§ Stated task
Your answer should be a single number: the count of lines containing "开发新能源".

§ Given records
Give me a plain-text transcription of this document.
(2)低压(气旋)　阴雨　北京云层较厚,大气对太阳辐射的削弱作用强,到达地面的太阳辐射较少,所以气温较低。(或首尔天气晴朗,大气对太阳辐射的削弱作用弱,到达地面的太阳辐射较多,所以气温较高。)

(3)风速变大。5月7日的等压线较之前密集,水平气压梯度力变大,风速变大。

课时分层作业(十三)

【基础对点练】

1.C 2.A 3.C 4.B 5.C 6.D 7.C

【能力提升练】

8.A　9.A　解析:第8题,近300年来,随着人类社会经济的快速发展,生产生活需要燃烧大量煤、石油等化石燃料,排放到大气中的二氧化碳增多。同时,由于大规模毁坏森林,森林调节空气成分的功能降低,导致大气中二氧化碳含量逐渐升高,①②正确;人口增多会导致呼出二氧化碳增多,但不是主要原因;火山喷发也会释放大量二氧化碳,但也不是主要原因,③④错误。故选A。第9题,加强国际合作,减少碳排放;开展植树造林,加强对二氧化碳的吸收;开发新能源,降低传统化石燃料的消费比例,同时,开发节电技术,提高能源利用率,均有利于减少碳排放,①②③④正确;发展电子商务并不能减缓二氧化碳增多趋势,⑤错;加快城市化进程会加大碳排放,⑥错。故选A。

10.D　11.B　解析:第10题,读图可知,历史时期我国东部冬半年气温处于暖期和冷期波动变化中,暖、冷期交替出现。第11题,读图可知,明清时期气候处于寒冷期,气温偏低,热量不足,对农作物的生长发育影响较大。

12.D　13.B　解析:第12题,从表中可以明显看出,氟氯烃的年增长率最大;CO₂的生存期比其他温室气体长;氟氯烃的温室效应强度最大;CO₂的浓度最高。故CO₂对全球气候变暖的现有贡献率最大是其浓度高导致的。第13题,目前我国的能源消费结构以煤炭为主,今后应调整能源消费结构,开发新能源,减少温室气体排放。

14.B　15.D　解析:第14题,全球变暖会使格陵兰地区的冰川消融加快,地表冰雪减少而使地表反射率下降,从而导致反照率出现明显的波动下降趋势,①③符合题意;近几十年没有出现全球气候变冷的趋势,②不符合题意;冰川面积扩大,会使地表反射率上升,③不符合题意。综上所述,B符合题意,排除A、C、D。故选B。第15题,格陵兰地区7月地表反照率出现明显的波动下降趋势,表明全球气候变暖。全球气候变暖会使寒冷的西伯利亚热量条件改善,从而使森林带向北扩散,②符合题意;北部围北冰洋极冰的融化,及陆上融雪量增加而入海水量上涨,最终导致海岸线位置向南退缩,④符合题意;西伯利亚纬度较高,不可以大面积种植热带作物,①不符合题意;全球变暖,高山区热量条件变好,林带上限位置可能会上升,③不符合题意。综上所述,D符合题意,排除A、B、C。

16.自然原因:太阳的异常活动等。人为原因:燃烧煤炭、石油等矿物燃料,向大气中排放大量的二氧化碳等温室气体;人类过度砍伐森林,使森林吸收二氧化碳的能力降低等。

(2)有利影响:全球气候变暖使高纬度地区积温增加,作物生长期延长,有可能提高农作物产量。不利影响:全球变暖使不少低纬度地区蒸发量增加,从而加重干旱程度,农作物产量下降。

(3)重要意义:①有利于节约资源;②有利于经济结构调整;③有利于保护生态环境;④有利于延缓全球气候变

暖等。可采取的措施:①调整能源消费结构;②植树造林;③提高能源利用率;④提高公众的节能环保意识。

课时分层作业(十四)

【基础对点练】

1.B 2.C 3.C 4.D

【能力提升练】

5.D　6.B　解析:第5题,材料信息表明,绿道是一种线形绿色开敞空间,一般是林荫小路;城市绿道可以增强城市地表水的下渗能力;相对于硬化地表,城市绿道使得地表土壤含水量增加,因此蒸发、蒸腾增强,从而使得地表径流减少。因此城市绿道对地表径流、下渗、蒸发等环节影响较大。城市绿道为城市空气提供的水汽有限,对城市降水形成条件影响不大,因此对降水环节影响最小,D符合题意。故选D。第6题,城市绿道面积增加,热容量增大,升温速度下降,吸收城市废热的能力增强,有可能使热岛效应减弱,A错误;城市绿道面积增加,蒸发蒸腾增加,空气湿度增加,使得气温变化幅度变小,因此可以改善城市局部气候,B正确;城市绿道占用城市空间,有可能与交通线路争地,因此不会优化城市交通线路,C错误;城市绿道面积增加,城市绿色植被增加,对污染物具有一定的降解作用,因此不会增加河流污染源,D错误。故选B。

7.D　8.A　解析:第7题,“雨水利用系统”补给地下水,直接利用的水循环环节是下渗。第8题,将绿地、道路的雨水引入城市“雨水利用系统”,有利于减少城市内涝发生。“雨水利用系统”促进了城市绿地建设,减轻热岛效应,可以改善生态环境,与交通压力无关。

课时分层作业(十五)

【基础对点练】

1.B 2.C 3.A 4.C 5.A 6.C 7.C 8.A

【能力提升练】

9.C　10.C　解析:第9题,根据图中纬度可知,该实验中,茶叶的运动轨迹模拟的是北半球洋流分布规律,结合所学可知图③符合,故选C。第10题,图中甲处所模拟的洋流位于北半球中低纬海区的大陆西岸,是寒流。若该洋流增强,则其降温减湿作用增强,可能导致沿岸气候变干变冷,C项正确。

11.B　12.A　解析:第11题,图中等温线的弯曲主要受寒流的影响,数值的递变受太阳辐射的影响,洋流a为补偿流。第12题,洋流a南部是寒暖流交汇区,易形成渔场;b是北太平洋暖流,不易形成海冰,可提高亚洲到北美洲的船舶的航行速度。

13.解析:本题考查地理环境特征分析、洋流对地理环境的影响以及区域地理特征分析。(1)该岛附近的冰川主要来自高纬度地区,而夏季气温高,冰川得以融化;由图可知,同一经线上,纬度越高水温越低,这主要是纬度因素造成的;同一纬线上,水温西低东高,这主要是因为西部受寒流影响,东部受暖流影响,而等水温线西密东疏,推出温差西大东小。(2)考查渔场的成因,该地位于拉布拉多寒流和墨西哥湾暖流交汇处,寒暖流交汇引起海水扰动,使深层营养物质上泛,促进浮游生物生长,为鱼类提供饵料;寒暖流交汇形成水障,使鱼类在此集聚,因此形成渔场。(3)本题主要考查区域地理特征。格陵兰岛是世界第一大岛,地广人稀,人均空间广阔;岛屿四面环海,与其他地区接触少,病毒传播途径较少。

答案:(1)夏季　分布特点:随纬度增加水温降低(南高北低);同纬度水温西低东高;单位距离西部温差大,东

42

§ Exercise solution
2